▶ [SUPPLIED MATERIAL]:
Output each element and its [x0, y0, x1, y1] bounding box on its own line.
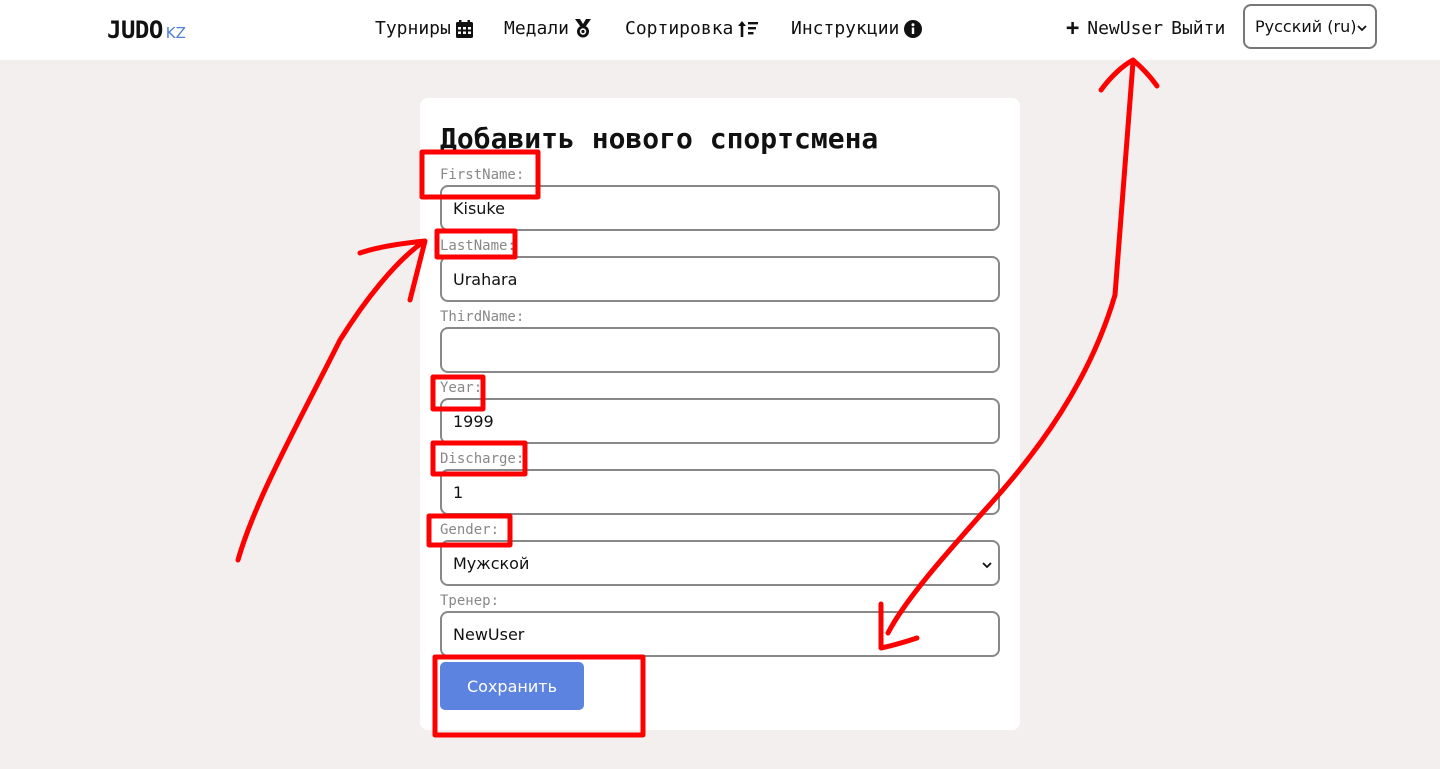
first-name-input[interactable]: Kisuke [440, 185, 1000, 231]
gender-selected-value: Мужской [453, 553, 530, 573]
year-input[interactable]: 1999 [440, 398, 1000, 444]
discharge-label: Discharge: [440, 451, 525, 467]
coach-input[interactable]: NewUser [440, 611, 1000, 657]
save-button[interactable]: Сохранить [440, 662, 584, 710]
brand-sub-text: KZ [165, 24, 186, 42]
sort-amount-icon [738, 20, 759, 38]
nav-tournaments-label: Турниры [375, 18, 451, 39]
brand-logo[interactable]: JUDO KZ [107, 16, 186, 44]
top-navbar: JUDO KZ Турниры Медали Сортировка Инстру… [0, 0, 1440, 60]
nav-medals[interactable]: Медали [504, 18, 592, 39]
nav-tournaments[interactable]: Турниры [375, 18, 473, 39]
calendar-icon [455, 19, 473, 38]
plus-icon[interactable]: + [1066, 17, 1079, 39]
third-name-input[interactable] [440, 327, 1000, 373]
language-selected-value: Русский (ru) [1255, 17, 1357, 36]
nav-instructions-label: Инструкции [791, 18, 900, 39]
discharge-input[interactable]: 1 [440, 469, 1000, 515]
info-circle-icon [904, 19, 923, 38]
gender-label: Gender: [440, 522, 500, 538]
annotation-arrow-left [235, 238, 428, 563]
third-name-label: ThirdName: [440, 309, 525, 325]
username-link[interactable]: NewUser [1087, 18, 1163, 39]
last-name-input[interactable]: Urahara [440, 256, 1000, 302]
nav-sorting[interactable]: Сортировка [625, 18, 759, 39]
last-name-label: LastName: [440, 238, 516, 254]
logout-link[interactable]: Выйти [1171, 18, 1225, 39]
language-select[interactable]: Русский (ru) [1243, 4, 1377, 49]
nav-sorting-label: Сортировка [625, 18, 734, 39]
add-athlete-card: Добавить нового спортсмена FirstName: Ki… [420, 98, 1020, 730]
brand-main-text: JUDO [107, 16, 163, 44]
user-area: + NewUser Выйти [1066, 17, 1225, 39]
medal-icon [574, 19, 592, 38]
year-label: Year: [440, 380, 483, 396]
first-name-label: FirstName: [440, 167, 525, 183]
nav-instructions[interactable]: Инструкции [791, 18, 923, 39]
form-title: Добавить нового спортсмена [440, 122, 879, 155]
nav-medals-label: Медали [504, 18, 570, 39]
gender-select[interactable]: Мужской [440, 540, 1000, 586]
chevron-down-icon [1357, 17, 1367, 36]
chevron-down-icon [982, 554, 992, 573]
coach-label: Тренер: [440, 593, 500, 609]
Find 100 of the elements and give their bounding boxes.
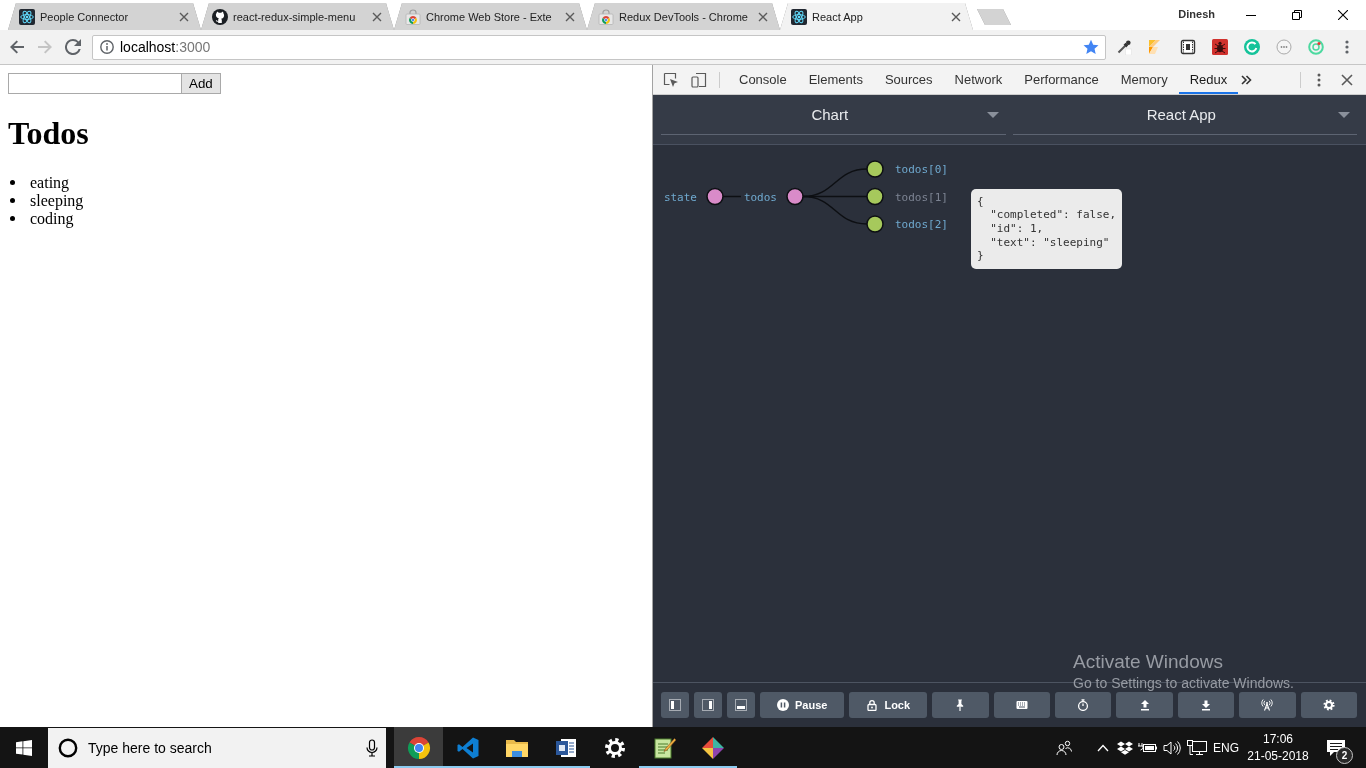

▶ [WHAT NEEDS TO BE DONE]:
Please copy the listing above line for line, leaving out the pictures.

▶ [WRITTEN ANSWER]:
Output each element and its [x0, y0, x1, y1] bounding box on its own line.
first-name-input[interactable]: Kisuke [440, 185, 1000, 231]
gender-selected-value: Мужской [453, 553, 530, 573]
year-input[interactable]: 1999 [440, 398, 1000, 444]
discharge-label: Discharge: [440, 451, 525, 467]
coach-input[interactable]: NewUser [440, 611, 1000, 657]
save-button[interactable]: Сохранить [440, 662, 584, 710]
brand-sub-text: KZ [165, 24, 186, 42]
sort-amount-icon [738, 20, 759, 38]
nav-tournaments-label: Турниры [375, 18, 451, 39]
brand-logo[interactable]: JUDO KZ [107, 16, 186, 44]
top-navbar: JUDO KZ Турниры Медали Сортировка Инстру… [0, 0, 1440, 60]
nav-medals[interactable]: Медали [504, 18, 592, 39]
nav-tournaments[interactable]: Турниры [375, 18, 473, 39]
calendar-icon [455, 19, 473, 38]
plus-icon[interactable]: + [1066, 17, 1079, 39]
third-name-input[interactable] [440, 327, 1000, 373]
language-selected-value: Русский (ru) [1255, 17, 1357, 36]
nav-instructions-label: Инструкции [791, 18, 900, 39]
discharge-input[interactable]: 1 [440, 469, 1000, 515]
info-circle-icon [904, 19, 923, 38]
gender-label: Gender: [440, 522, 500, 538]
annotation-arrow-left [235, 238, 428, 563]
third-name-label: ThirdName: [440, 309, 525, 325]
username-link[interactable]: NewUser [1087, 18, 1163, 39]
last-name-input[interactable]: Urahara [440, 256, 1000, 302]
nav-sorting[interactable]: Сортировка [625, 18, 759, 39]
last-name-label: LastName: [440, 238, 516, 254]
logout-link[interactable]: Выйти [1171, 18, 1225, 39]
language-select[interactable]: Русский (ru) [1243, 4, 1377, 49]
nav-sorting-label: Сортировка [625, 18, 734, 39]
add-athlete-card: Добавить нового спортсмена FirstName: Ki… [420, 98, 1020, 730]
brand-main-text: JUDO [107, 16, 163, 44]
user-area: + NewUser Выйти [1066, 17, 1225, 39]
medal-icon [574, 19, 592, 38]
year-label: Year: [440, 380, 483, 396]
first-name-label: FirstName: [440, 167, 525, 183]
nav-instructions[interactable]: Инструкции [791, 18, 923, 39]
form-title: Добавить нового спортсмена [440, 122, 879, 155]
nav-medals-label: Медали [504, 18, 570, 39]
gender-select[interactable]: Мужской [440, 540, 1000, 586]
chevron-down-icon [1357, 17, 1367, 36]
chevron-down-icon [982, 554, 992, 573]
coach-label: Тренер: [440, 593, 500, 609]
Find 100 of the elements and give their bounding boxes.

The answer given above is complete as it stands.